# TASK INSTRUCTIONS:
Out of all the lines below, count those with the word "will". Give the number only.

··· RECORDS PROVIDED ···

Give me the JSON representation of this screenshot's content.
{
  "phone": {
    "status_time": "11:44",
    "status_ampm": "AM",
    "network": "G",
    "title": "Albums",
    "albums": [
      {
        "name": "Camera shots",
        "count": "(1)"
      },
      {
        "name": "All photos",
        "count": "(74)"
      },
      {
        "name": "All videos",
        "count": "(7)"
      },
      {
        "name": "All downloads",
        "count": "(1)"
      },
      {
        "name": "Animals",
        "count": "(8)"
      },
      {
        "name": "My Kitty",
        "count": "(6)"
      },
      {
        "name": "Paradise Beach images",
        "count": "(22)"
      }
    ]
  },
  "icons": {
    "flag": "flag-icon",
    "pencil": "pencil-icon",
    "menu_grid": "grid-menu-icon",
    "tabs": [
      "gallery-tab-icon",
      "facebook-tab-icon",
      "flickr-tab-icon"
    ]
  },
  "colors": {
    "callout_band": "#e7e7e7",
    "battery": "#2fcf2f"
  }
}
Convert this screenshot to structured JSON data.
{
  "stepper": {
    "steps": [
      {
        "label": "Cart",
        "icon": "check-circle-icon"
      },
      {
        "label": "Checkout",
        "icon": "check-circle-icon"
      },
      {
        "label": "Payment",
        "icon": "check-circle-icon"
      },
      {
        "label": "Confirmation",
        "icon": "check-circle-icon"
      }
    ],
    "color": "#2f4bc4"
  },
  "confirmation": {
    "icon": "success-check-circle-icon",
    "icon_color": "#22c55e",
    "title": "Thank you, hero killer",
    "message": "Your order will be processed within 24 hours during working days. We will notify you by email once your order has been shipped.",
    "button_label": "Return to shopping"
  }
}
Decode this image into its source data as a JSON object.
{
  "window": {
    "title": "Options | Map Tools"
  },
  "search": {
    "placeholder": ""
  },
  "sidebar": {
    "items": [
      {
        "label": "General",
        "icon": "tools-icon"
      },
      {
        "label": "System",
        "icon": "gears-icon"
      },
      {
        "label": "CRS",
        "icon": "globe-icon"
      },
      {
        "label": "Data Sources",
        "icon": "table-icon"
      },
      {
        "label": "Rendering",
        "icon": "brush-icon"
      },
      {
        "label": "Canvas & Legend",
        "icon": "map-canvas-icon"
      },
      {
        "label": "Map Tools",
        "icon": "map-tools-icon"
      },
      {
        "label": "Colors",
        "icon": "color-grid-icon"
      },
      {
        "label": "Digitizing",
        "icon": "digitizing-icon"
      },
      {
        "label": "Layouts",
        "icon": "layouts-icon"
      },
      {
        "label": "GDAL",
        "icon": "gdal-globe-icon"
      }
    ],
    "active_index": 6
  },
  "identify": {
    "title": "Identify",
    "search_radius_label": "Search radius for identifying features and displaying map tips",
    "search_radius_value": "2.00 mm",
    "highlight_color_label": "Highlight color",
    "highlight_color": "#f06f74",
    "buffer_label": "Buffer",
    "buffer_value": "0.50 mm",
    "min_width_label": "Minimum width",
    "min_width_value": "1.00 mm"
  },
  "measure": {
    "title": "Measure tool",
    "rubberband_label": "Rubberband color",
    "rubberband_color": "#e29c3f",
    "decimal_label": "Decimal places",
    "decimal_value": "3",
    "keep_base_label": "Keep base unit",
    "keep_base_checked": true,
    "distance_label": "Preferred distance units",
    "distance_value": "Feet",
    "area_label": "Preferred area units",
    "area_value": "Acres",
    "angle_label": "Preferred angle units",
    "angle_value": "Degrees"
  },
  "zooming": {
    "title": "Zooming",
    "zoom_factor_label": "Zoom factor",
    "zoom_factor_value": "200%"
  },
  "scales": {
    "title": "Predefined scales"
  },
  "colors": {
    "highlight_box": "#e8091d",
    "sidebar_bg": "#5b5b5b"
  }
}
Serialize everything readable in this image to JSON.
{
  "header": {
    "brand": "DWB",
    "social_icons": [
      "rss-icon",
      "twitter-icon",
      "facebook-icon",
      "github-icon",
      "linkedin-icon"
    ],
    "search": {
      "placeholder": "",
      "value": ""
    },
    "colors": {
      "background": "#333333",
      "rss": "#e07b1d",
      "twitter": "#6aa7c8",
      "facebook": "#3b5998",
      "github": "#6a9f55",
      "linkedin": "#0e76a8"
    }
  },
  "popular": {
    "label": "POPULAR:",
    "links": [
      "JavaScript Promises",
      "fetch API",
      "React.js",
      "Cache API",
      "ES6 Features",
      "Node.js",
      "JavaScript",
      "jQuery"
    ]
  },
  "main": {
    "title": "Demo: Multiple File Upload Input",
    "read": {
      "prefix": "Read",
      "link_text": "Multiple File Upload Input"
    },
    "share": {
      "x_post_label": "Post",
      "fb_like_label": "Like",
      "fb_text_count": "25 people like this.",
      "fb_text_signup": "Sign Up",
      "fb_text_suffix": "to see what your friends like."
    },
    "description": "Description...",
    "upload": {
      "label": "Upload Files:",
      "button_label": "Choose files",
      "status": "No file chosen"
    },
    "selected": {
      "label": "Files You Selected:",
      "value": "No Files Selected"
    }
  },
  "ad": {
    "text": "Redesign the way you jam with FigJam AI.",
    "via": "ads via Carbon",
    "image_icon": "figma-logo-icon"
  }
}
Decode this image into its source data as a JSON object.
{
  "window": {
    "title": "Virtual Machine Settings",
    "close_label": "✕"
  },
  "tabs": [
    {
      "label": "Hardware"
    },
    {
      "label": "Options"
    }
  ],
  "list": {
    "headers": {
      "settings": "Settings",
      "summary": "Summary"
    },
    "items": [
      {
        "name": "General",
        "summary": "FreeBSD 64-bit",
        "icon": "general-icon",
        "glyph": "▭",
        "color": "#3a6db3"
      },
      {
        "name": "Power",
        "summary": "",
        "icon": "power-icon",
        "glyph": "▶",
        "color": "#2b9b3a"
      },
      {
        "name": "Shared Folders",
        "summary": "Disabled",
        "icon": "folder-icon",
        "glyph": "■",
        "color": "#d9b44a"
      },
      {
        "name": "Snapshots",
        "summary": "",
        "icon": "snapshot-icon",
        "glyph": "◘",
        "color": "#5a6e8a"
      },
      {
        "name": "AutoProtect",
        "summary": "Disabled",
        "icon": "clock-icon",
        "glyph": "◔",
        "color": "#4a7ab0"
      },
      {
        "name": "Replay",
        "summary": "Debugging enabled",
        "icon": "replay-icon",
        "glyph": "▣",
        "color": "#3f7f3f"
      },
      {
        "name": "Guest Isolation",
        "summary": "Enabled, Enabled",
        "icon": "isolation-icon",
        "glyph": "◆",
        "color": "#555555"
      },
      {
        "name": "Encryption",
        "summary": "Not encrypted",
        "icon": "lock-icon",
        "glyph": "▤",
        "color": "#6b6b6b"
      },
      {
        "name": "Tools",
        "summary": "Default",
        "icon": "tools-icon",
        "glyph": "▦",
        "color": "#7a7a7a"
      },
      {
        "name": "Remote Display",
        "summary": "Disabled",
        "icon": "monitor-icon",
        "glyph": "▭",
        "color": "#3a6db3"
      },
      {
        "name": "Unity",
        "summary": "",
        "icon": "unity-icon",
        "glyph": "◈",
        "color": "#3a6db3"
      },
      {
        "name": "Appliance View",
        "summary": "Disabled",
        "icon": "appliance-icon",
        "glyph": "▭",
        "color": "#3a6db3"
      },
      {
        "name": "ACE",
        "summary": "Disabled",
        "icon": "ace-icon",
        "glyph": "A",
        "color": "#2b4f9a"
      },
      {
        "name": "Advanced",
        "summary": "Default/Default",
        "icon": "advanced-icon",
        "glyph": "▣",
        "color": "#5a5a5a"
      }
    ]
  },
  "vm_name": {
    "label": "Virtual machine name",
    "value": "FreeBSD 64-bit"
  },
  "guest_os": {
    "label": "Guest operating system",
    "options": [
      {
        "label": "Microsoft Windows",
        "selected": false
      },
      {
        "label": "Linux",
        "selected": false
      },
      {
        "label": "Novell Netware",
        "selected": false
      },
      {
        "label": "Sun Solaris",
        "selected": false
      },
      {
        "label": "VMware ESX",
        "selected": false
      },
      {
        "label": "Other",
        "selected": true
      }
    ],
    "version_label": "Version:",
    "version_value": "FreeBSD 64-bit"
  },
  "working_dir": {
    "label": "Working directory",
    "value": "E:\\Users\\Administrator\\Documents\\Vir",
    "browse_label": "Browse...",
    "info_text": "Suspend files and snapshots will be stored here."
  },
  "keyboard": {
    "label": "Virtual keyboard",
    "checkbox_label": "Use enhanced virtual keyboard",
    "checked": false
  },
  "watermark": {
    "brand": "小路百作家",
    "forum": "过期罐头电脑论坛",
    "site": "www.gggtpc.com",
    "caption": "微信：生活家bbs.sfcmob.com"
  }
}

···

# RESULT OF THIS EXERCISE:
2